*SUPPLIED RECORDS:*
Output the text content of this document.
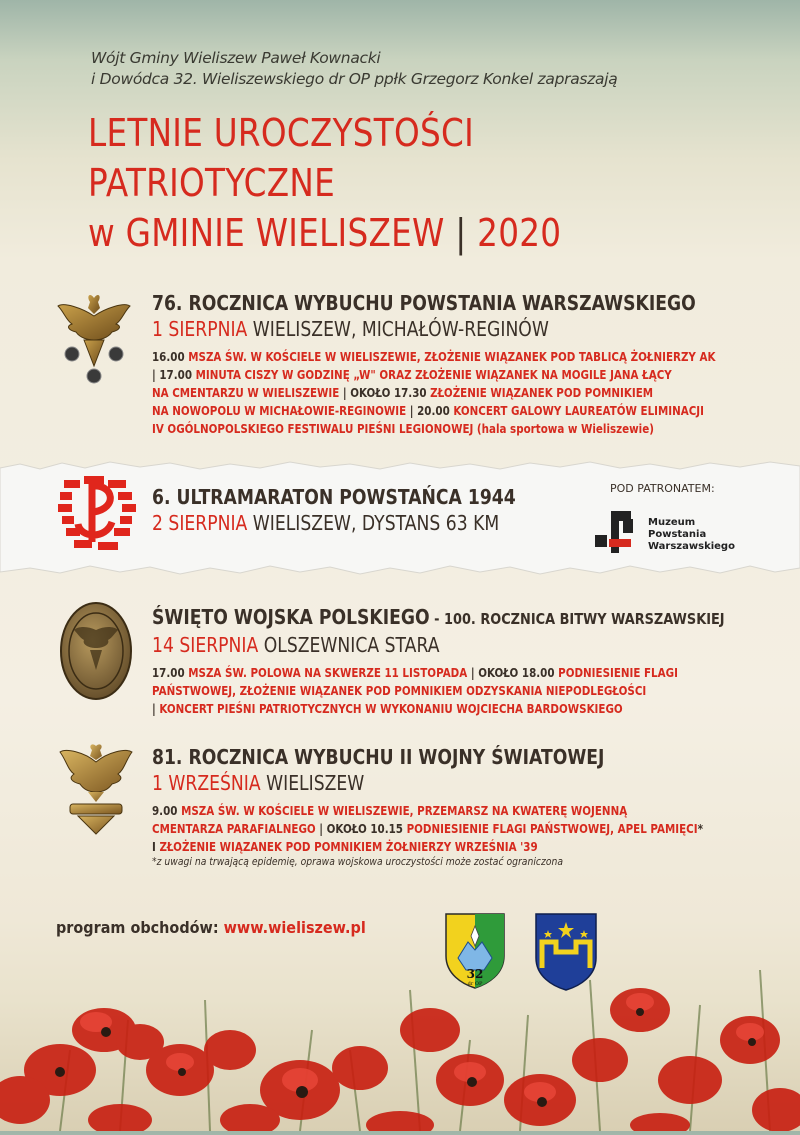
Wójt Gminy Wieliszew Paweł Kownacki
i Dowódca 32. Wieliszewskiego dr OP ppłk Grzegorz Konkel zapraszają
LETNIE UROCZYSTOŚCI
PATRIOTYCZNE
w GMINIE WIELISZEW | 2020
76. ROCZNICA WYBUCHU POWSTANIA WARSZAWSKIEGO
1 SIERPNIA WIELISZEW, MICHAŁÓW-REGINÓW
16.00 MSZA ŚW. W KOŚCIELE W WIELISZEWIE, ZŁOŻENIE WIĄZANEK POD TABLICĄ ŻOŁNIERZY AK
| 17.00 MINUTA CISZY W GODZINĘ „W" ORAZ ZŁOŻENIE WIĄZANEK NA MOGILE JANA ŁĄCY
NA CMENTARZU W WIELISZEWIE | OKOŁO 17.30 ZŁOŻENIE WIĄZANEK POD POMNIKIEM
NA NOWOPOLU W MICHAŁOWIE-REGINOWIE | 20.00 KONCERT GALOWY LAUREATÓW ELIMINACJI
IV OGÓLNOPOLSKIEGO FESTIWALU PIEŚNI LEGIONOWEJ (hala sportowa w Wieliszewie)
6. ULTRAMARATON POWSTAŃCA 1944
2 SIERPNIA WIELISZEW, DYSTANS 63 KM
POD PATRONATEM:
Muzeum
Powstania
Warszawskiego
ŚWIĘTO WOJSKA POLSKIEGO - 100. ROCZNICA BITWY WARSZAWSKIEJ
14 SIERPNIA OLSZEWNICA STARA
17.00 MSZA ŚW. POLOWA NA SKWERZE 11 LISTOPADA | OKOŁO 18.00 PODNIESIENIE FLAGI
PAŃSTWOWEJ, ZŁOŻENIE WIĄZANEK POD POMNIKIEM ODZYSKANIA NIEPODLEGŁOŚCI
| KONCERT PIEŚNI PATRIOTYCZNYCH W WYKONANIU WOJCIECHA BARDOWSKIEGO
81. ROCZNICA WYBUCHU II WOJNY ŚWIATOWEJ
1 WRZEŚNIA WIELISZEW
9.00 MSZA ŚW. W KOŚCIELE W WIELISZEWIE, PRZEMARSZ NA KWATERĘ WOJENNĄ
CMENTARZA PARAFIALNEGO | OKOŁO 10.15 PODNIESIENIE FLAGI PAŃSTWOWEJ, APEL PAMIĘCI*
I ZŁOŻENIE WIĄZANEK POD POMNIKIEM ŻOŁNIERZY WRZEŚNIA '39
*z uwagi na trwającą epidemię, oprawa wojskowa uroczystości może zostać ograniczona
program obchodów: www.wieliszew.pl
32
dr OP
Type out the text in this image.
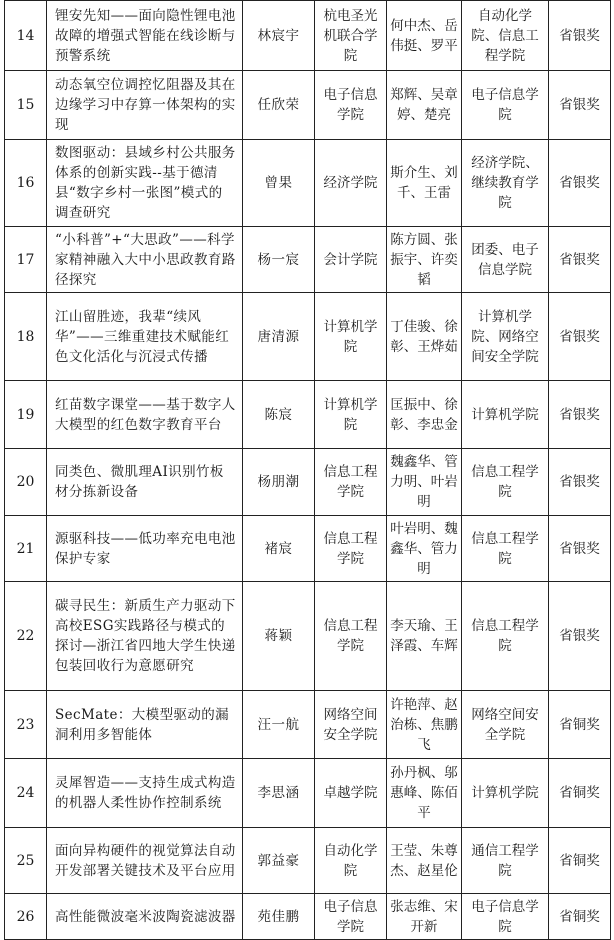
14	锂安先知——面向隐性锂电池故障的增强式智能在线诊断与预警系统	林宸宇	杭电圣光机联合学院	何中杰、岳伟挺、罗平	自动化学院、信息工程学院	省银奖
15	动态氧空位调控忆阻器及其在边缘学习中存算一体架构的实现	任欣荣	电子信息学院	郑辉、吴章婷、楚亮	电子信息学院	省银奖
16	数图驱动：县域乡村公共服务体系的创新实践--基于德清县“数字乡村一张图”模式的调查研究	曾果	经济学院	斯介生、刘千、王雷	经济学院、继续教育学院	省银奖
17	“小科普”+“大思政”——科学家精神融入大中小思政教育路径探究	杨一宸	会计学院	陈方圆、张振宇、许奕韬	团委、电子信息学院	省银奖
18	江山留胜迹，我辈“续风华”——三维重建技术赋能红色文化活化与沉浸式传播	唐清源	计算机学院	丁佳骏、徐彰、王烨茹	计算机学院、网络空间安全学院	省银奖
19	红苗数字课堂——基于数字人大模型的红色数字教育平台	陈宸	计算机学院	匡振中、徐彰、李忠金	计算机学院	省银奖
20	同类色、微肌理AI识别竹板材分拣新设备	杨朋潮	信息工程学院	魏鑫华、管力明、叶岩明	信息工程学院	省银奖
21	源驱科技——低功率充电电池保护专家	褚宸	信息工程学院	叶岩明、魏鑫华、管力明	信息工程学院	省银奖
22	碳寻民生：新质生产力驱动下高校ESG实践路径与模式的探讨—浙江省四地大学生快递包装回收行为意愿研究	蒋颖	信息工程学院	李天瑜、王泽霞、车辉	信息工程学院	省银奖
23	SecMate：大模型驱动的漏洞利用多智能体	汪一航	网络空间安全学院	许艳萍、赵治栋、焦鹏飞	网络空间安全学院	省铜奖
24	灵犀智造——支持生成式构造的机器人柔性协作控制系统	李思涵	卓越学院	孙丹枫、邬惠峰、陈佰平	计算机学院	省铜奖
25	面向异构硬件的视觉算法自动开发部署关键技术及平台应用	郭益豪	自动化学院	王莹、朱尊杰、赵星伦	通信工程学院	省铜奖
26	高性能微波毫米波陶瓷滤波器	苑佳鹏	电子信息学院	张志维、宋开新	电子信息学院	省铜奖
--
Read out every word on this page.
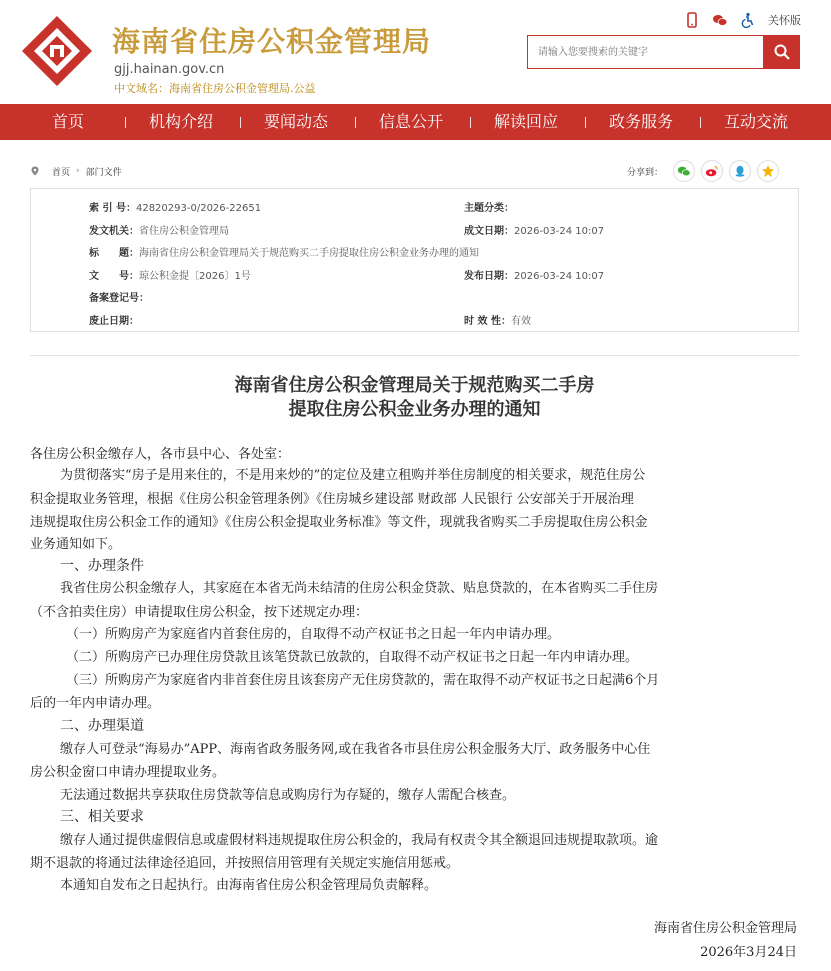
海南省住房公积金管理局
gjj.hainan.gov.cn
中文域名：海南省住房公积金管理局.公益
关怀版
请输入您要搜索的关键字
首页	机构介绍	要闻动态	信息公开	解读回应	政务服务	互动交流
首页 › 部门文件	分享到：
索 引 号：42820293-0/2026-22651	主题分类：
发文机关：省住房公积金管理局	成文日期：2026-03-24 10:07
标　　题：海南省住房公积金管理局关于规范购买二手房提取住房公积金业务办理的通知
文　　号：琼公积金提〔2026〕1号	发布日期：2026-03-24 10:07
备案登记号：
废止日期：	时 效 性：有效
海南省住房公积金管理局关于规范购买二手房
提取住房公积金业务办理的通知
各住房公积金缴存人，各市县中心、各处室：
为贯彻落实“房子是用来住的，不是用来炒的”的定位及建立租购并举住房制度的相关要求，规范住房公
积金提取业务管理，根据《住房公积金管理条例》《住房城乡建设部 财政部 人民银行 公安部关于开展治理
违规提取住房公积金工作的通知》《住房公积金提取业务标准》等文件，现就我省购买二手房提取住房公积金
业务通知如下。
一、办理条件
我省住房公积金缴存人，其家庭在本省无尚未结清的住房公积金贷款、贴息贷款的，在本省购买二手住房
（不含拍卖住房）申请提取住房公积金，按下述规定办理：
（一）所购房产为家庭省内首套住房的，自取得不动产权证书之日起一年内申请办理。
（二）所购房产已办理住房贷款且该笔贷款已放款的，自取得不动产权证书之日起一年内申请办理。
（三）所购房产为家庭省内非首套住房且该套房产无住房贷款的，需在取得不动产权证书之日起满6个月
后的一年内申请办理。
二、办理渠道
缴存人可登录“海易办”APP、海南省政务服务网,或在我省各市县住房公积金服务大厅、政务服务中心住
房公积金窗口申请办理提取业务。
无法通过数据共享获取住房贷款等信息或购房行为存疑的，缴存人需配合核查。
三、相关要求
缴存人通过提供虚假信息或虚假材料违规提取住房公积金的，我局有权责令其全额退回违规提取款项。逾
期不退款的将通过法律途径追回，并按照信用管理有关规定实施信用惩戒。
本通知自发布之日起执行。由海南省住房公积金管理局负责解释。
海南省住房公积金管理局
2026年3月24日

*TASK BRIEF:* Show every line in the entries where the string "FLAGI" occurs.

*COMPLETE RESPONSE:*
17.00 MSZA ŚW. POLOWA NA SKWERZE 11 LISTOPADA | OKOŁO 18.00 PODNIESIENIE FLAGI
CMENTARZA PARAFIALNEGO | OKOŁO 10.15 PODNIESIENIE FLAGI PAŃSTWOWEJ, APEL PAMIĘCI*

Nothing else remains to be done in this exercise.